Document section:
The dominant hue is the pink, while the pastel yellow is the subordinate hue and the green is the highlight hue.


Composition by Kristen Pilling

 Strength of Hue

This is a photo of some cupcakes that we had as part of a catered graduation tea celebration where I work.

There are a variety of different hues in this composition – red, pastel pink, pastel blue and cream-white.

I believe that the strongest, most vibrant colour is the red cupcakes, although the blue cupcakes do stand out amongst the cream hues as well. However, the deep saturated hue of the red cupcakes stands out. You notice the pastel pink hue, but because these have much more of a tint than the red cupcakes, they tend to recede. The strength of the red hue is the most dominant.

I think for this composition the dominant hue is the red, while the subordinate hue is the cream and highlight hues could be either or both the pastel blue and the pastel pink.


Image taken by Kristen Pilling

Sharpness of Hue

I took a picture of a set of coloured pens that I have to show the sharpness of hue.

The pale blue pen is placed in the foreground and naturally draws the viewers eyes towards this item first. I believe because of the camera angle, your eye goes straight to the pale blue pen, although it may not be the most dominant coloured pen in the set. You see the entire lid of the pen, allowing you to take in all of the hue, while you only get to see half of the other lids, that recede as the perspective makes the other pens blur and appear smaller

For this composition, I think that the pale blue pen, because it is in the foreground is the dominant hue, while the brown hue is the subordinate hue and the accent hue is a combination of the orange and red pens.

C8 Master Application List

Image taken by Kristen Pilling

Contrast of Hue

For this composition, I created an abstract moon, broken up into various sized circles.

To create a contrast between hues, I used red-violet and violet for the abstract moon and a yellow-green hue for the background. The high saturation of the abstract moon and absence of having many other colours involved really allows for a strong contrast against the yellow-green. I added a tint to the background hue, so that it would recede to the back and wouldn’t compete with the deep, rich violet hues.

The red violet is the dominant hue, the yellow-green is the subordinate hue because it is the background colour, while the violet is the accent hue.

Composition by Kristen Pilling


Perceived Colour Usage (Intervals of Same Hue)

I created a mosaic-like composition using individual squares, in order to show the intervals of the same hue.

I decided to show the even intervals of value for this composition. The original hue that I began with is the top, left square. It is a highly saturated deep blue-green with a lot of shade. In order to create even intervals using this hue, I increased the brightness, running from right to left, kind of like a zig zag. Once I got to the brightest value, which is the third row down, far right, I began to decrease the value in order to go bad to get back to the original hue. I noticed that the columns running vertically on the left and right showed the intervals more unevenly.

Supplied material:
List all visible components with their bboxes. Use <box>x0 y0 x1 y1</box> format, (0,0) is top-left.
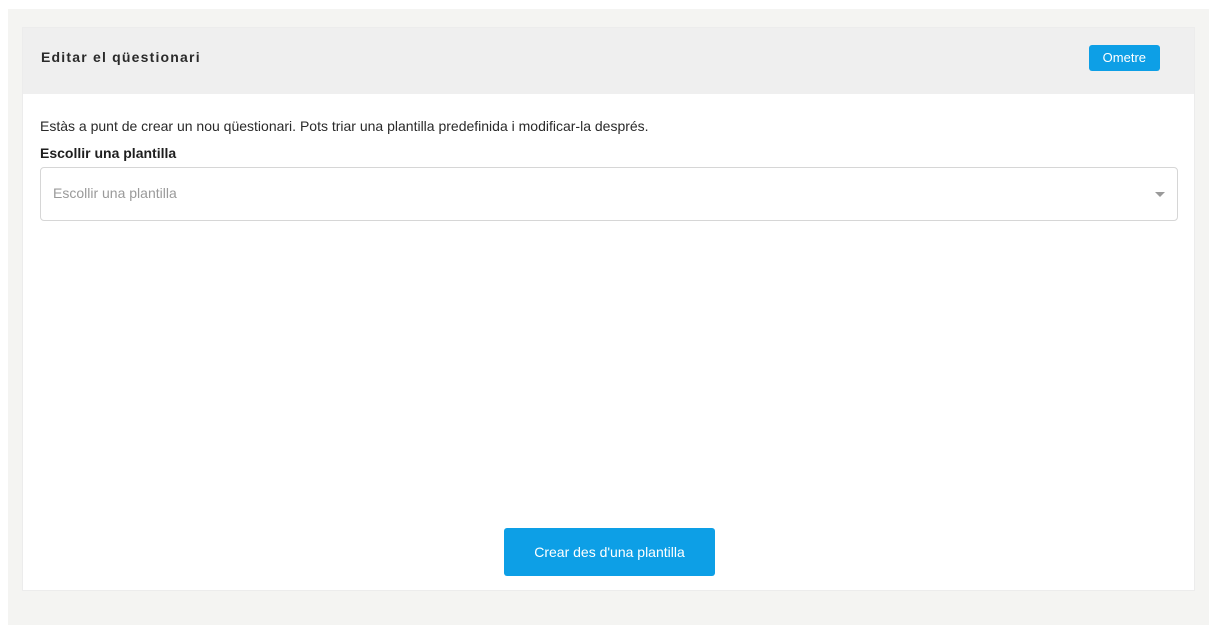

Problems to work on:
a) Give every section heading in the notes on hue.
b) Pick up the notes on hue after their final sentence and keep writing.
Nothing in the listing matters for this.

Responses to the exercise:
a)
Strength of Hue
Sharpness of Hue
Contrast of Hue
Perceived Colour Usage (Intervals of Same Hue)

b)
I believe the dominant tint would the top and bottom rows because they are more saturated. The subordinate would be the second and fourth row and the accent would be the middle row would be the accent.

Composition by Kristen Pilling






Colour Theory Journal Exercise: Week 8

Find two (2) advertising or artistic examples either online, in a magazine of how

you feel color is used in a way that successfully communicates with the viewer

and describe how and why you feel this has been achieved

This is an advertisement for Faber-Castell Pencil Crayons, which are a high-quality, artist grade product. I believe this print advertisement to be successful because as the viewer, I easily understood the correlation between the pencil crayon and the fire truck. With this pencil crayon, an artist can create realistic drawings, but more importantly, the colour is true to the real image of the fire truck.

The advertisement wants to show the comparison, and does so very simply but effectively. Because the ground of the image is a soft, faded grey, it really allows for the red hue to stand out, creating a great contrast. The red hue is very vibrant, but the different shades cool it off a tad so it’s not too harsh. I think what this advertisement does as well, is it makes the viewer feel like they can create anything with these pencil crayons. I think this ad evokes creativity and inspiration.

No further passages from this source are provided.